#### Listing

┄┄┄┄┄┄

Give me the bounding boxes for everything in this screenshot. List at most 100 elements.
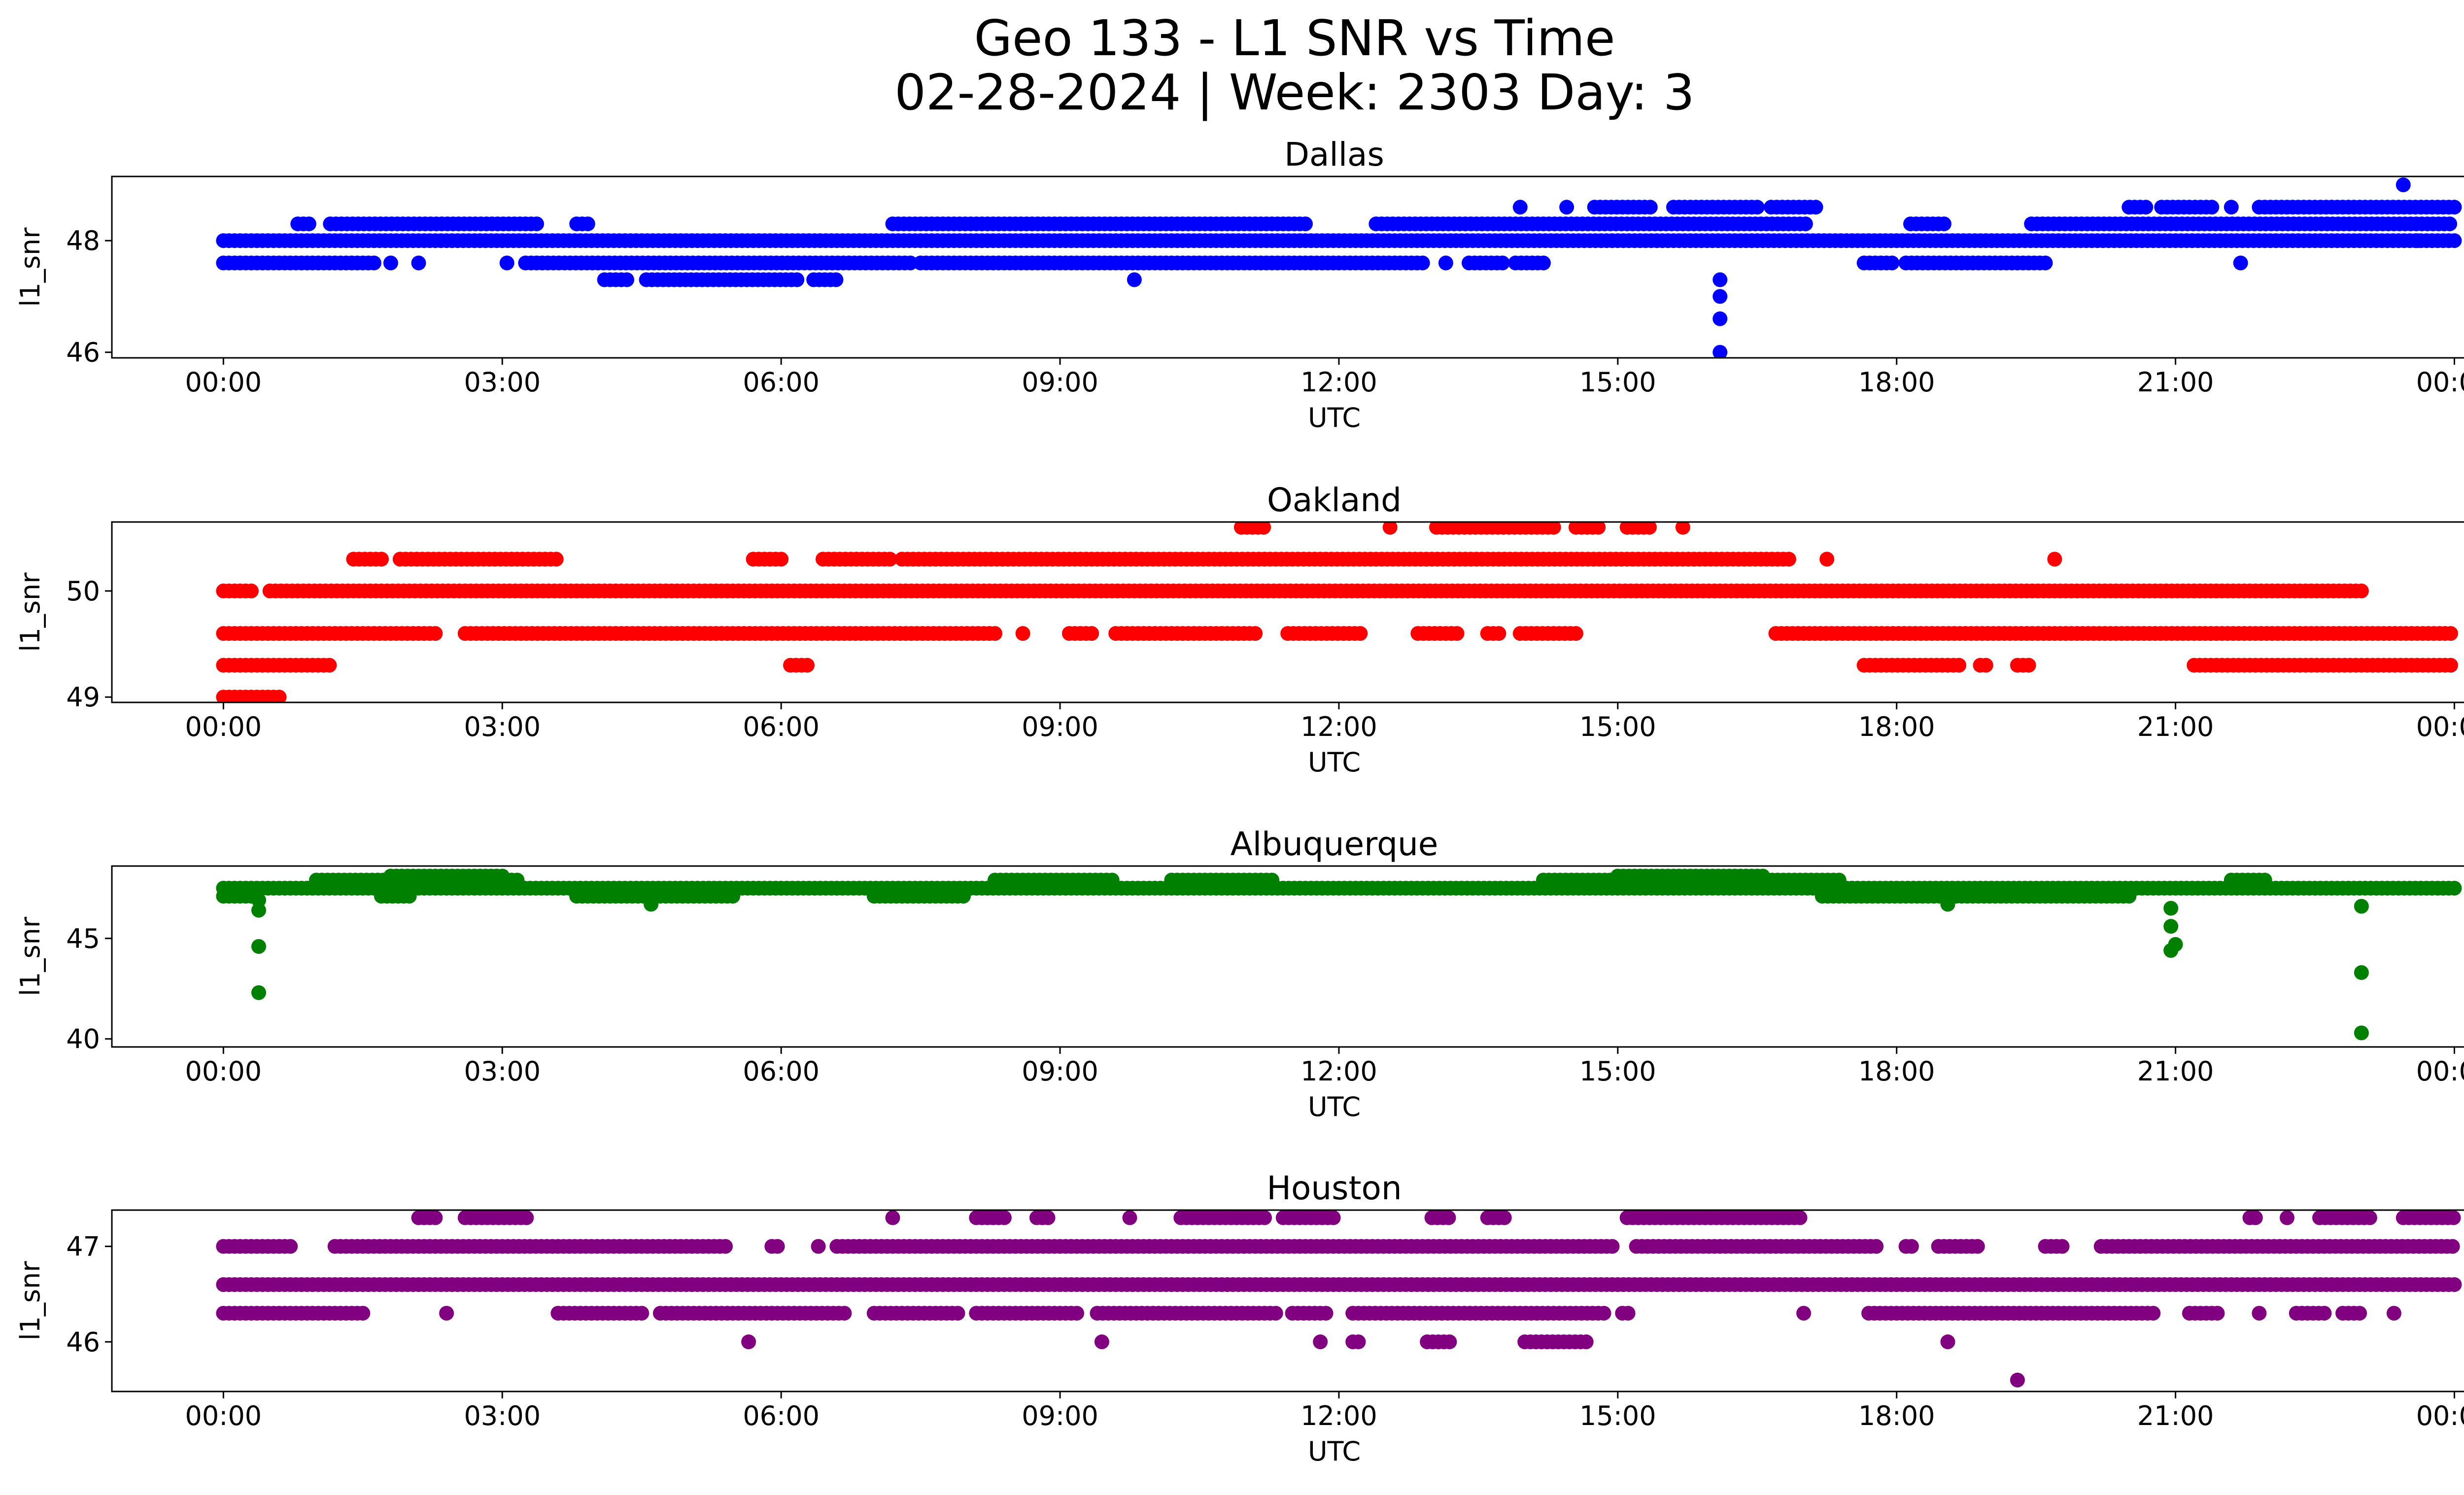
x-tick-label: 06:00 xyxy=(743,1056,820,1087)
data-point xyxy=(2442,216,2458,232)
subplot-title: Dallas xyxy=(1284,136,1384,174)
data-point xyxy=(2447,200,2462,215)
data-point xyxy=(644,897,659,912)
data-point xyxy=(411,255,426,271)
data-point xyxy=(1712,345,1728,358)
data-point xyxy=(1497,1210,1512,1225)
data-point xyxy=(1438,255,1453,271)
x-tick-label: 03:00 xyxy=(464,711,541,742)
x-tick-label: 15:00 xyxy=(1579,1056,1656,1087)
data-point xyxy=(2146,1306,2161,1321)
data-point xyxy=(1318,1306,1334,1321)
data-point xyxy=(2047,552,2062,567)
data-point xyxy=(1578,1334,1594,1350)
x-tick-label: 18:00 xyxy=(1858,1400,1935,1431)
x-tick-label: 09:00 xyxy=(1022,711,1098,742)
data-point xyxy=(1442,1334,1457,1350)
x-tick-label: 03:00 xyxy=(464,1400,541,1431)
data-point xyxy=(2021,658,2036,673)
data-point xyxy=(1248,626,1263,641)
data-point xyxy=(1819,552,1835,567)
data-point xyxy=(2233,255,2248,271)
x-tick-label: 21:00 xyxy=(2137,711,2214,742)
data-point xyxy=(1351,1334,1366,1350)
data-point xyxy=(1591,522,1606,535)
y-axis-label: l1_snr xyxy=(15,916,46,996)
figure-title-line2: 02-28-2024 | Week: 2303 Day: 3 xyxy=(894,64,1694,121)
x-tick-label: 00:00 xyxy=(2416,1056,2464,1087)
data-point xyxy=(718,1239,733,1254)
y-axis-label: l1_snr xyxy=(15,227,46,307)
data-point xyxy=(402,889,417,904)
data-point xyxy=(1257,1210,1272,1225)
data-point xyxy=(2122,889,2137,904)
data-point xyxy=(811,1239,826,1254)
data-point xyxy=(374,552,389,567)
subplot-title: Houston xyxy=(1266,1169,1402,1207)
data-point xyxy=(1441,1210,1456,1225)
axes-frame xyxy=(111,865,2464,1048)
y-axis-label: l1_snr xyxy=(15,572,46,652)
data-point xyxy=(428,626,443,641)
y-tick-label: 48 xyxy=(66,225,100,256)
data-point xyxy=(996,1210,1012,1225)
data-point xyxy=(1596,1306,1611,1321)
subplot-houston: Houston 00:00 03:00 06:00 09:00 12:00 15:00 18:… xyxy=(15,1169,2464,1467)
data-point xyxy=(1643,200,1658,215)
data-point xyxy=(1268,1306,1283,1321)
axes-frame xyxy=(111,1209,2464,1392)
data-point xyxy=(2138,200,2154,215)
data-point xyxy=(2445,1239,2460,1254)
data-point xyxy=(2038,255,2053,271)
data-point xyxy=(243,583,259,598)
data-point xyxy=(828,272,844,287)
data-point xyxy=(1536,255,1551,271)
data-point xyxy=(2446,1210,2461,1225)
data-point xyxy=(1904,1239,1919,1254)
data-point xyxy=(519,1210,534,1225)
data-point xyxy=(1495,255,1510,271)
x-tick-label: 09:00 xyxy=(1022,367,1098,398)
x-tick-label: 06:00 xyxy=(743,1400,820,1431)
data-point xyxy=(251,903,266,918)
data-point xyxy=(1808,200,1823,215)
data-point xyxy=(2443,658,2458,673)
data-point xyxy=(2354,583,2369,598)
data-point xyxy=(2396,177,2411,192)
axes-frame xyxy=(111,175,2464,359)
data-point xyxy=(882,552,897,567)
y-tick-label: 49 xyxy=(66,682,100,713)
data-point xyxy=(837,1306,852,1321)
data-point xyxy=(366,255,381,271)
data-point xyxy=(1940,897,1955,912)
data-points xyxy=(216,1210,2462,1388)
x-axis-label: UTC xyxy=(1308,1091,1361,1122)
y-tick-label: 47 xyxy=(66,1231,100,1262)
data-point xyxy=(1415,255,1430,271)
x-tick-label: 00:00 xyxy=(185,367,262,398)
data-point xyxy=(1620,1306,1636,1321)
x-tick-label: 12:00 xyxy=(1300,1400,1377,1431)
data-point xyxy=(800,658,815,673)
data-point xyxy=(1104,872,1120,888)
subplot-albuquerque: Albuquerque 00:00 03:00 06:00 09:00 12:00 15:0… xyxy=(15,825,2464,1122)
data-point xyxy=(2248,1210,2263,1225)
y-tick-label: 46 xyxy=(66,337,100,368)
data-point xyxy=(1936,216,1951,232)
x-tick-label: 12:00 xyxy=(1300,1056,1377,1087)
data-point xyxy=(1642,522,1657,535)
data-point xyxy=(1094,1334,1109,1350)
data-point xyxy=(988,626,1002,641)
data-point xyxy=(1796,1306,1812,1321)
data-point xyxy=(2224,200,2239,215)
data-point xyxy=(1127,272,1142,287)
x-tick-label: 21:00 xyxy=(2137,367,2214,398)
data-point xyxy=(1884,255,1900,271)
x-tick-label: 21:00 xyxy=(2137,1400,2214,1431)
data-point xyxy=(383,255,398,271)
x-tick-label: 12:00 xyxy=(1300,367,1377,398)
subplot-dallas: Dallas 00:00 03:00 06:00 09:00 12:00 15:00 18:0… xyxy=(15,136,2464,433)
data-point xyxy=(1755,869,1771,884)
data-point xyxy=(283,1239,298,1254)
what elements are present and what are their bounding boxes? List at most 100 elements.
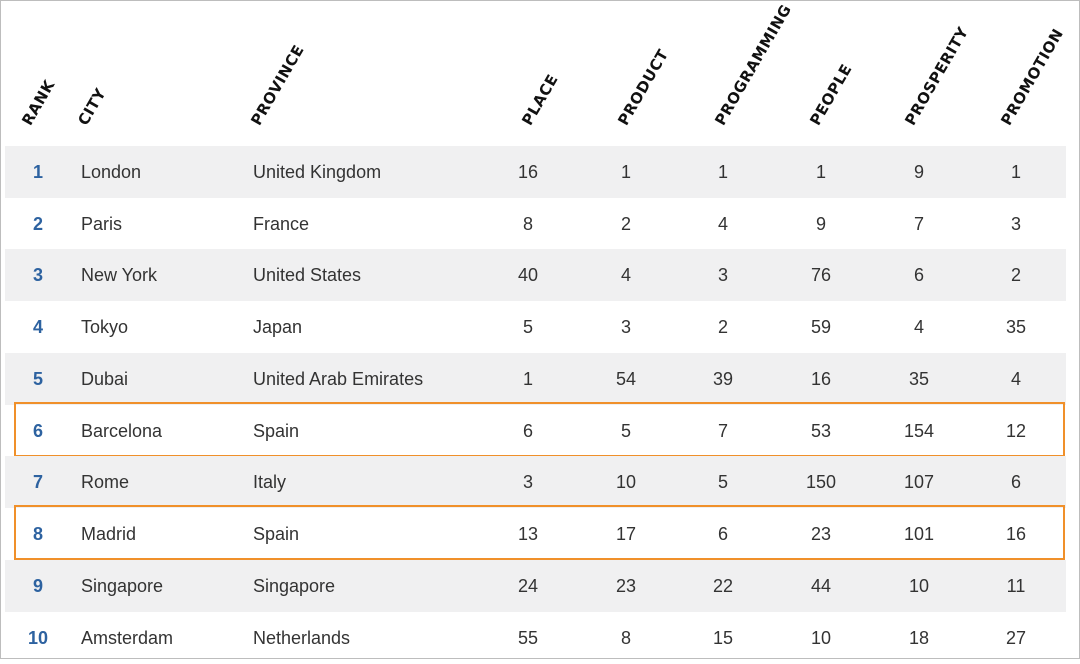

┄┄┄┄┄┄

#### Work to complete
Pick out every line in the items above that contains the word "elements". Case counts, so match capitals and lowercase precisely.

#### Correct answer
Give me the bounding boxes for everything in this screenshot. List at most 100 elements.
what elements are present and what are their bounding boxes? List at most 100 elements.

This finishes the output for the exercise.